> **Written request**
The records below must be written out exactly, with every picture left behind.

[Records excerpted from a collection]
--- start ---

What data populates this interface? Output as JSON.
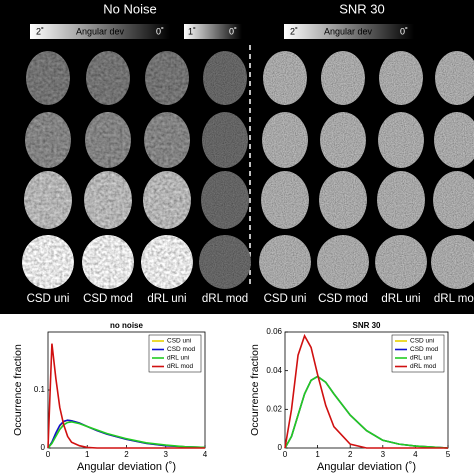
{
  "panel": {
    "left_title": "No Noise",
    "right_title": "SNR 30",
    "colorbar_left": [
      "2˚",
      "Angular dev",
      "0˚"
    ],
    "colorbar_small": [
      "1˚",
      "0˚"
    ],
    "colorbar_right": [
      "2˚",
      "Angular dev",
      "0˚"
    ],
    "columns_left": [
      "CSD uni",
      "CSD mod",
      "dRL uni",
      "dRL mod"
    ],
    "columns_right": [
      "CSD uni",
      "CSD mod",
      "dRL uni",
      "dRL mod"
    ]
  },
  "chart_data": [
    {
      "type": "line",
      "title": "no noise",
      "y_label": "Occurrence fraction",
      "x_label": "Angular deviation (˚)",
      "x": [
        0,
        0.1,
        0.2,
        0.3,
        0.4,
        0.5,
        0.6,
        0.8,
        1,
        1.25,
        1.5,
        2,
        2.5,
        3,
        3.5,
        4
      ],
      "xlim": [
        0,
        4
      ],
      "xticks": [
        0,
        1,
        2,
        3,
        4
      ],
      "ylim": [
        0,
        0.2
      ],
      "yticks": [
        0,
        0.1
      ],
      "legend": "upper right",
      "series": [
        {
          "name": "CSD uni",
          "color": "#e8d000",
          "values": [
            0,
            0.01,
            0.025,
            0.038,
            0.045,
            0.048,
            0.047,
            0.043,
            0.037,
            0.03,
            0.024,
            0.015,
            0.008,
            0.004,
            0.002,
            0.001
          ]
        },
        {
          "name": "CSD mod",
          "color": "#1010d0",
          "values": [
            0,
            0.01,
            0.026,
            0.039,
            0.046,
            0.048,
            0.047,
            0.043,
            0.037,
            0.03,
            0.024,
            0.015,
            0.008,
            0.004,
            0.002,
            0.001
          ]
        },
        {
          "name": "dRL uni",
          "color": "#22cc22",
          "values": [
            0,
            0.008,
            0.02,
            0.032,
            0.04,
            0.044,
            0.045,
            0.042,
            0.037,
            0.031,
            0.025,
            0.016,
            0.009,
            0.005,
            0.002,
            0.001
          ]
        },
        {
          "name": "dRL mod",
          "color": "#d01010",
          "values": [
            0,
            0.18,
            0.12,
            0.07,
            0.04,
            0.02,
            0.01,
            0.004,
            0.001,
            0,
            0,
            0,
            0,
            0,
            0,
            0
          ]
        }
      ]
    },
    {
      "type": "line",
      "title": "SNR 30",
      "y_label": "Occurrence fraction",
      "x_label": "Angular deviation (˚)",
      "x": [
        0,
        0.2,
        0.4,
        0.6,
        0.8,
        1,
        1.25,
        1.5,
        2,
        2.5,
        3,
        3.5,
        4,
        5
      ],
      "xlim": [
        0,
        5
      ],
      "xticks": [
        0,
        1,
        2,
        3,
        4,
        5
      ],
      "ylim": [
        0,
        0.06
      ],
      "yticks": [
        0,
        0.02,
        0.04,
        0.06
      ],
      "legend": "upper right",
      "series": [
        {
          "name": "CSD uni",
          "color": "#e8d000",
          "values": [
            0,
            0.006,
            0.017,
            0.028,
            0.035,
            0.037,
            0.034,
            0.028,
            0.017,
            0.009,
            0.004,
            0.002,
            0.001,
            0
          ]
        },
        {
          "name": "CSD mod",
          "color": "#1010d0",
          "values": [
            0,
            0.006,
            0.017,
            0.028,
            0.035,
            0.037,
            0.034,
            0.028,
            0.017,
            0.009,
            0.004,
            0.002,
            0.001,
            0
          ]
        },
        {
          "name": "dRL uni",
          "color": "#22cc22",
          "values": [
            0,
            0.006,
            0.017,
            0.028,
            0.035,
            0.037,
            0.034,
            0.028,
            0.017,
            0.009,
            0.004,
            0.002,
            0.001,
            0
          ]
        },
        {
          "name": "dRL mod",
          "color": "#d01010",
          "values": [
            0,
            0.02,
            0.048,
            0.058,
            0.052,
            0.038,
            0.022,
            0.011,
            0.002,
            0,
            0,
            0,
            0,
            0
          ]
        }
      ]
    }
  ]
}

--- end ---

> **Answer**
What data populates this interface? Output as JSON.
{
  "panel": {
    "left_title": "No Noise",
    "right_title": "SNR 30",
    "colorbar_left": [
      "2˚",
      "Angular dev",
      "0˚"
    ],
    "colorbar_small": [
      "1˚",
      "0˚"
    ],
    "colorbar_right": [
      "2˚",
      "Angular dev",
      "0˚"
    ],
    "columns_left": [
      "CSD uni",
      "CSD mod",
      "dRL uni",
      "dRL mod"
    ],
    "columns_right": [
      "CSD uni",
      "CSD mod",
      "dRL uni",
      "dRL mod"
    ]
  },
  "chart_data": [
    {
      "type": "line",
      "title": "no noise",
      "y_label": "Occurrence fraction",
      "x_label": "Angular deviation (˚)",
      "x": [
        0,
        0.1,
        0.2,
        0.3,
        0.4,
        0.5,
        0.6,
        0.8,
        1,
        1.25,
        1.5,
        2,
        2.5,
        3,
        3.5,
        4
      ],
      "xlim": [
        0,
        4
      ],
      "xticks": [
        0,
        1,
        2,
        3,
        4
      ],
      "ylim": [
        0,
        0.2
      ],
      "yticks": [
        0,
        0.1
      ],
      "legend": "upper right",
      "series": [
        {
          "name": "CSD uni",
          "color": "#e8d000",
          "values": [
            0,
            0.01,
            0.025,
            0.038,
            0.045,
            0.048,
            0.047,
            0.043,
            0.037,
            0.03,
            0.024,
            0.015,
            0.008,
            0.004,
            0.002,
            0.001
          ]
        },
        {
          "name": "CSD mod",
          "color": "#1010d0",
          "values": [
            0,
            0.01,
            0.026,
            0.039,
            0.046,
            0.048,
            0.047,
            0.043,
            0.037,
            0.03,
            0.024,
            0.015,
            0.008,
            0.004,
            0.002,
            0.001
          ]
        },
        {
          "name": "dRL uni",
          "color": "#22cc22",
          "values": [
            0,
            0.008,
            0.02,
            0.032,
            0.04,
            0.044,
            0.045,
            0.042,
            0.037,
            0.031,
            0.025,
            0.016,
            0.009,
            0.005,
            0.002,
            0.001
          ]
        },
        {
          "name": "dRL mod",
          "color": "#d01010",
          "values": [
            0,
            0.18,
            0.12,
            0.07,
            0.04,
            0.02,
            0.01,
            0.004,
            0.001,
            0,
            0,
            0,
            0,
            0,
            0,
            0
          ]
        }
      ]
    },
    {
      "type": "line",
      "title": "SNR 30",
      "y_label": "Occurrence fraction",
      "x_label": "Angular deviation (˚)",
      "x": [
        0,
        0.2,
        0.4,
        0.6,
        0.8,
        1,
        1.25,
        1.5,
        2,
        2.5,
        3,
        3.5,
        4,
        5
      ],
      "xlim": [
        0,
        5
      ],
      "xticks": [
        0,
        1,
        2,
        3,
        4,
        5
      ],
      "ylim": [
        0,
        0.06
      ],
      "yticks": [
        0,
        0.02,
        0.04,
        0.06
      ],
      "legend": "upper right",
      "series": [
        {
          "name": "CSD uni",
          "color": "#e8d000",
          "values": [
            0,
            0.006,
            0.017,
            0.028,
            0.035,
            0.037,
            0.034,
            0.028,
            0.017,
            0.009,
            0.004,
            0.002,
            0.001,
            0
          ]
        },
        {
          "name": "CSD mod",
          "color": "#1010d0",
          "values": [
            0,
            0.006,
            0.017,
            0.028,
            0.035,
            0.037,
            0.034,
            0.028,
            0.017,
            0.009,
            0.004,
            0.002,
            0.001,
            0
          ]
        },
        {
          "name": "dRL uni",
          "color": "#22cc22",
          "values": [
            0,
            0.006,
            0.017,
            0.028,
            0.035,
            0.037,
            0.034,
            0.028,
            0.017,
            0.009,
            0.004,
            0.002,
            0.001,
            0
          ]
        },
        {
          "name": "dRL mod",
          "color": "#d01010",
          "values": [
            0,
            0.02,
            0.048,
            0.058,
            0.052,
            0.038,
            0.022,
            0.011,
            0.002,
            0,
            0,
            0,
            0,
            0
          ]
        }
      ]
    }
  ]
}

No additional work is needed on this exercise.